----- Working data -----

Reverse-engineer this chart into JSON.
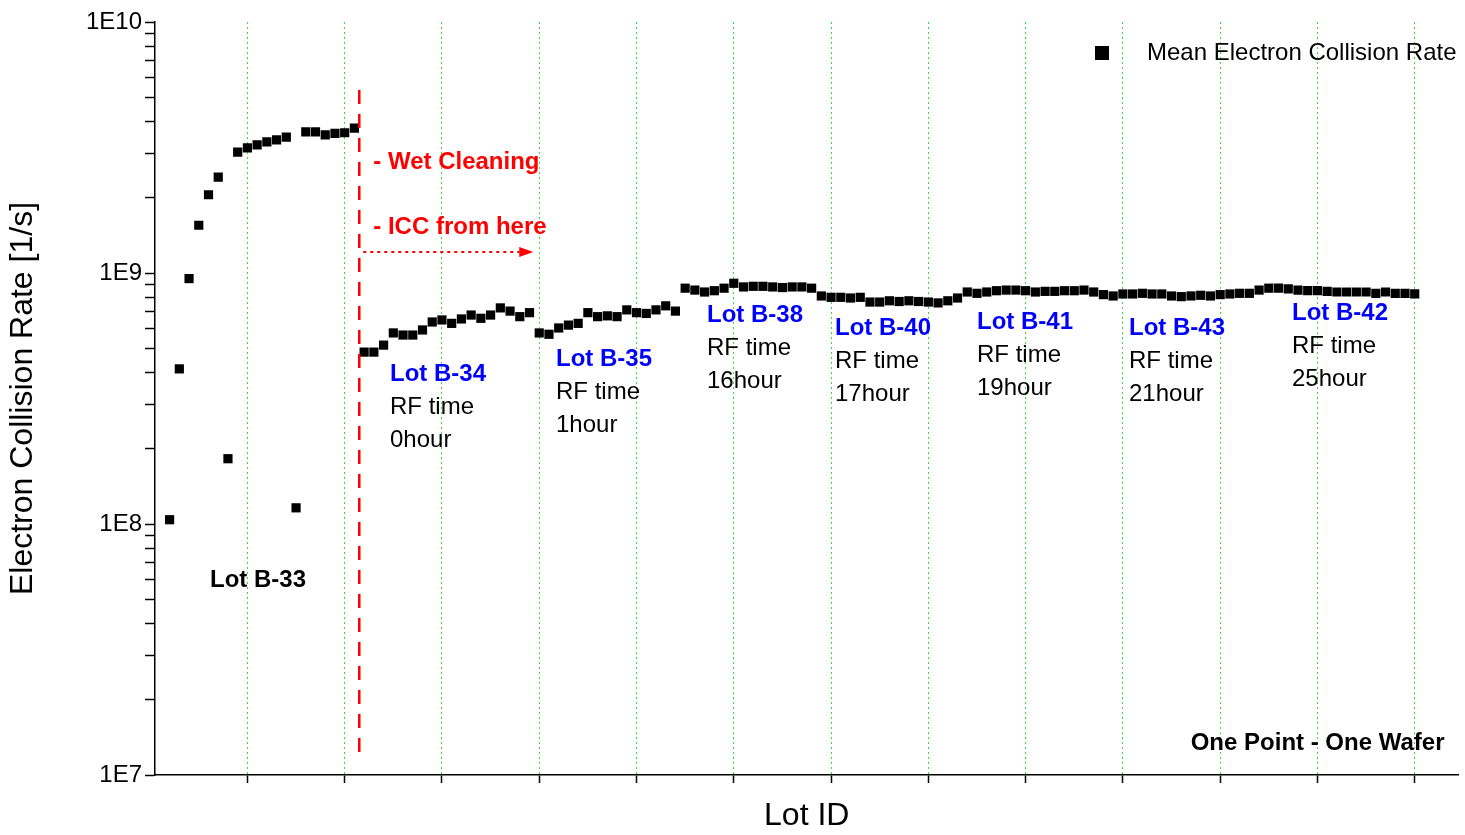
{
  "chart_data": {
    "type": "scatter",
    "xlabel": "Lot ID",
    "ylabel": "Electron Collision Rate [1/s]",
    "log": "y",
    "grid": "x",
    "legend": "top right",
    "marker": "square",
    "tick_labels": "y",
    "categories": [
      null,
      null,
      null,
      null,
      null,
      null,
      null,
      null,
      null,
      null,
      null,
      null,
      null,
      null,
      null,
      null,
      null,
      null,
      null,
      null,
      null,
      null,
      null,
      null,
      null,
      null,
      null,
      null,
      null,
      null,
      null,
      null,
      null,
      null,
      null,
      null,
      null,
      null,
      null,
      null,
      null,
      null,
      null,
      null,
      null,
      null,
      null,
      null,
      null,
      null,
      null,
      null,
      null,
      null,
      null,
      null,
      null,
      null,
      null,
      null,
      null,
      null,
      null,
      null,
      null,
      null,
      null,
      null,
      null,
      null,
      null,
      null,
      null,
      null,
      null,
      null,
      null,
      null,
      null,
      null,
      null,
      null,
      null,
      null,
      null,
      null,
      null,
      null,
      null,
      null,
      null,
      null,
      null,
      null,
      null,
      null,
      null,
      null,
      null,
      null,
      null,
      null,
      null,
      null,
      null,
      null,
      null,
      null,
      null,
      null,
      null,
      null,
      null,
      null,
      null,
      null,
      null,
      null,
      null,
      null,
      null,
      null,
      null,
      null,
      null,
      null,
      null,
      null,
      null,
      null,
      null,
      null,
      null,
      null
    ],
    "ylim": [
      10000000,
      10000000000
    ],
    "yticks": [
      {
        "value": 10000000,
        "label": "1E7"
      },
      {
        "value": 20000000,
        "label": null
      },
      {
        "value": 30000000,
        "label": null
      },
      {
        "value": 40000000,
        "label": null
      },
      {
        "value": 50000000,
        "label": null
      },
      {
        "value": 60000000,
        "label": null
      },
      {
        "value": 70000000,
        "label": null
      },
      {
        "value": 80000000,
        "label": null
      },
      {
        "value": 90000000,
        "label": null
      },
      {
        "value": 100000000,
        "label": "1E8"
      },
      {
        "value": 200000000,
        "label": null
      },
      {
        "value": 300000000,
        "label": null
      },
      {
        "value": 400000000,
        "label": null
      },
      {
        "value": 500000000,
        "label": null
      },
      {
        "value": 600000000,
        "label": null
      },
      {
        "value": 700000000,
        "label": null
      },
      {
        "value": 800000000,
        "label": null
      },
      {
        "value": 900000000,
        "label": null
      },
      {
        "value": 1000000000,
        "label": "1E9"
      },
      {
        "value": 2000000000,
        "label": null
      },
      {
        "value": 3000000000,
        "label": null
      },
      {
        "value": 4000000000,
        "label": null
      },
      {
        "value": 5000000000,
        "label": null
      },
      {
        "value": 6000000000,
        "label": null
      },
      {
        "value": 7000000000,
        "label": null
      },
      {
        "value": 8000000000,
        "label": null
      },
      {
        "value": 9000000000,
        "label": null
      },
      {
        "value": 10000000000,
        "label": "1E10"
      }
    ],
    "series": [
      {
        "name": "Mean Electron Collision Rate",
        "color": "#000000",
        "values": [
          null,
          104000000.0,
          415000000.0,
          950000000.0,
          1550000000.0,
          2050000000.0,
          2410000000.0,
          182000000.0,
          3030000000.0,
          3150000000.0,
          3240000000.0,
          3330000000.0,
          3390000000.0,
          3480000000.0,
          116000000.0,
          3650000000.0,
          3650000000.0,
          3550000000.0,
          3600000000.0,
          3620000000.0,
          3780000000.0,
          484000000.0,
          484000000.0,
          516000000.0,
          577000000.0,
          566000000.0,
          566000000.0,
          593000000.0,
          638000000.0,
          650000000.0,
          630000000.0,
          656000000.0,
          680000000.0,
          660000000.0,
          680000000.0,
          726000000.0,
          705000000.0,
          670000000.0,
          695000000.0,
          577000000.0,
          570000000.0,
          604000000.0,
          620000000.0,
          630000000.0,
          695000000.0,
          670000000.0,
          675000000.0,
          670000000.0,
          713000000.0,
          695000000.0,
          690000000.0,
          713000000.0,
          740000000.0,
          705000000.0,
          870000000.0,
          855000000.0,
          840000000.0,
          850000000.0,
          870000000.0,
          910000000.0,
          880000000.0,
          885000000.0,
          885000000.0,
          880000000.0,
          875000000.0,
          880000000.0,
          880000000.0,
          870000000.0,
          810000000.0,
          800000000.0,
          800000000.0,
          795000000.0,
          800000000.0,
          766000000.0,
          766000000.0,
          775000000.0,
          770000000.0,
          775000000.0,
          770000000.0,
          766000000.0,
          760000000.0,
          775000000.0,
          795000000.0,
          840000000.0,
          830000000.0,
          840000000.0,
          850000000.0,
          855000000.0,
          855000000.0,
          850000000.0,
          840000000.0,
          845000000.0,
          845000000.0,
          850000000.0,
          850000000.0,
          855000000.0,
          840000000.0,
          820000000.0,
          810000000.0,
          825000000.0,
          825000000.0,
          830000000.0,
          825000000.0,
          825000000.0,
          810000000.0,
          805000000.0,
          810000000.0,
          815000000.0,
          810000000.0,
          820000000.0,
          825000000.0,
          830000000.0,
          830000000.0,
          855000000.0,
          870000000.0,
          870000000.0,
          865000000.0,
          855000000.0,
          850000000.0,
          850000000.0,
          845000000.0,
          840000000.0,
          840000000.0,
          840000000.0,
          840000000.0,
          830000000.0,
          840000000.0,
          830000000.0,
          830000000.0,
          825000000.0,
          null,
          null,
          null,
          null
        ]
      }
    ],
    "annotations": [
      "Lot B-33",
      "Lot B-34\nRF time\n0hour",
      "Lot B-35\nRF time\n1hour",
      "Lot B-38\nRF time\n16hour",
      "Lot B-40\nRF time\n17hour",
      "Lot B-41\nRF time\n19hour",
      "Lot B-43\nRF time\n21hour",
      "Lot B-42\nRF time\n25hour",
      "- Wet Cleaning",
      "- ICC from here",
      "One Point - One Wafer"
    ]
  }
}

-----

• [Directive]
Transcribe all of the entries word for word, but skip any pictures they contain.

• [Answer to the task]
Reverse-engineer this chart into JSON.
{
  "chart_data": {
    "type": "scatter",
    "xlabel": "Lot ID",
    "ylabel": "Electron Collision Rate [1/s]",
    "log": "y",
    "grid": "x",
    "legend": "top right",
    "marker": "square",
    "tick_labels": "y",
    "categories": [
      null,
      null,
      null,
      null,
      null,
      null,
      null,
      null,
      null,
      null,
      null,
      null,
      null,
      null,
      null,
      null,
      null,
      null,
      null,
      null,
      null,
      null,
      null,
      null,
      null,
      null,
      null,
      null,
      null,
      null,
      null,
      null,
      null,
      null,
      null,
      null,
      null,
      null,
      null,
      null,
      null,
      null,
      null,
      null,
      null,
      null,
      null,
      null,
      null,
      null,
      null,
      null,
      null,
      null,
      null,
      null,
      null,
      null,
      null,
      null,
      null,
      null,
      null,
      null,
      null,
      null,
      null,
      null,
      null,
      null,
      null,
      null,
      null,
      null,
      null,
      null,
      null,
      null,
      null,
      null,
      null,
      null,
      null,
      null,
      null,
      null,
      null,
      null,
      null,
      null,
      null,
      null,
      null,
      null,
      null,
      null,
      null,
      null,
      null,
      null,
      null,
      null,
      null,
      null,
      null,
      null,
      null,
      null,
      null,
      null,
      null,
      null,
      null,
      null,
      null,
      null,
      null,
      null,
      null,
      null,
      null,
      null,
      null,
      null,
      null,
      null,
      null,
      null,
      null,
      null,
      null,
      null,
      null,
      null
    ],
    "ylim": [
      10000000,
      10000000000
    ],
    "yticks": [
      {
        "value": 10000000,
        "label": "1E7"
      },
      {
        "value": 20000000,
        "label": null
      },
      {
        "value": 30000000,
        "label": null
      },
      {
        "value": 40000000,
        "label": null
      },
      {
        "value": 50000000,
        "label": null
      },
      {
        "value": 60000000,
        "label": null
      },
      {
        "value": 70000000,
        "label": null
      },
      {
        "value": 80000000,
        "label": null
      },
      {
        "value": 90000000,
        "label": null
      },
      {
        "value": 100000000,
        "label": "1E8"
      },
      {
        "value": 200000000,
        "label": null
      },
      {
        "value": 300000000,
        "label": null
      },
      {
        "value": 400000000,
        "label": null
      },
      {
        "value": 500000000,
        "label": null
      },
      {
        "value": 600000000,
        "label": null
      },
      {
        "value": 700000000,
        "label": null
      },
      {
        "value": 800000000,
        "label": null
      },
      {
        "value": 900000000,
        "label": null
      },
      {
        "value": 1000000000,
        "label": "1E9"
      },
      {
        "value": 2000000000,
        "label": null
      },
      {
        "value": 3000000000,
        "label": null
      },
      {
        "value": 4000000000,
        "label": null
      },
      {
        "value": 5000000000,
        "label": null
      },
      {
        "value": 6000000000,
        "label": null
      },
      {
        "value": 7000000000,
        "label": null
      },
      {
        "value": 8000000000,
        "label": null
      },
      {
        "value": 9000000000,
        "label": null
      },
      {
        "value": 10000000000,
        "label": "1E10"
      }
    ],
    "series": [
      {
        "name": "Mean Electron Collision Rate",
        "color": "#000000",
        "values": [
          null,
          104000000.0,
          415000000.0,
          950000000.0,
          1550000000.0,
          2050000000.0,
          2410000000.0,
          182000000.0,
          3030000000.0,
          3150000000.0,
          3240000000.0,
          3330000000.0,
          3390000000.0,
          3480000000.0,
          116000000.0,
          3650000000.0,
          3650000000.0,
          3550000000.0,
          3600000000.0,
          3620000000.0,
          3780000000.0,
          484000000.0,
          484000000.0,
          516000000.0,
          577000000.0,
          566000000.0,
          566000000.0,
          593000000.0,
          638000000.0,
          650000000.0,
          630000000.0,
          656000000.0,
          680000000.0,
          660000000.0,
          680000000.0,
          726000000.0,
          705000000.0,
          670000000.0,
          695000000.0,
          577000000.0,
          570000000.0,
          604000000.0,
          620000000.0,
          630000000.0,
          695000000.0,
          670000000.0,
          675000000.0,
          670000000.0,
          713000000.0,
          695000000.0,
          690000000.0,
          713000000.0,
          740000000.0,
          705000000.0,
          870000000.0,
          855000000.0,
          840000000.0,
          850000000.0,
          870000000.0,
          910000000.0,
          880000000.0,
          885000000.0,
          885000000.0,
          880000000.0,
          875000000.0,
          880000000.0,
          880000000.0,
          870000000.0,
          810000000.0,
          800000000.0,
          800000000.0,
          795000000.0,
          800000000.0,
          766000000.0,
          766000000.0,
          775000000.0,
          770000000.0,
          775000000.0,
          770000000.0,
          766000000.0,
          760000000.0,
          775000000.0,
          795000000.0,
          840000000.0,
          830000000.0,
          840000000.0,
          850000000.0,
          855000000.0,
          855000000.0,
          850000000.0,
          840000000.0,
          845000000.0,
          845000000.0,
          850000000.0,
          850000000.0,
          855000000.0,
          840000000.0,
          820000000.0,
          810000000.0,
          825000000.0,
          825000000.0,
          830000000.0,
          825000000.0,
          825000000.0,
          810000000.0,
          805000000.0,
          810000000.0,
          815000000.0,
          810000000.0,
          820000000.0,
          825000000.0,
          830000000.0,
          830000000.0,
          855000000.0,
          870000000.0,
          870000000.0,
          865000000.0,
          855000000.0,
          850000000.0,
          850000000.0,
          845000000.0,
          840000000.0,
          840000000.0,
          840000000.0,
          840000000.0,
          830000000.0,
          840000000.0,
          830000000.0,
          830000000.0,
          825000000.0,
          null,
          null,
          null,
          null
        ]
      }
    ],
    "annotations": [
      "Lot B-33",
      "Lot B-34\nRF time\n0hour",
      "Lot B-35\nRF time\n1hour",
      "Lot B-38\nRF time\n16hour",
      "Lot B-40\nRF time\n17hour",
      "Lot B-41\nRF time\n19hour",
      "Lot B-43\nRF time\n21hour",
      "Lot B-42\nRF time\n25hour",
      "- Wet Cleaning",
      "- ICC from here",
      "One Point - One Wafer"
    ]
  }
}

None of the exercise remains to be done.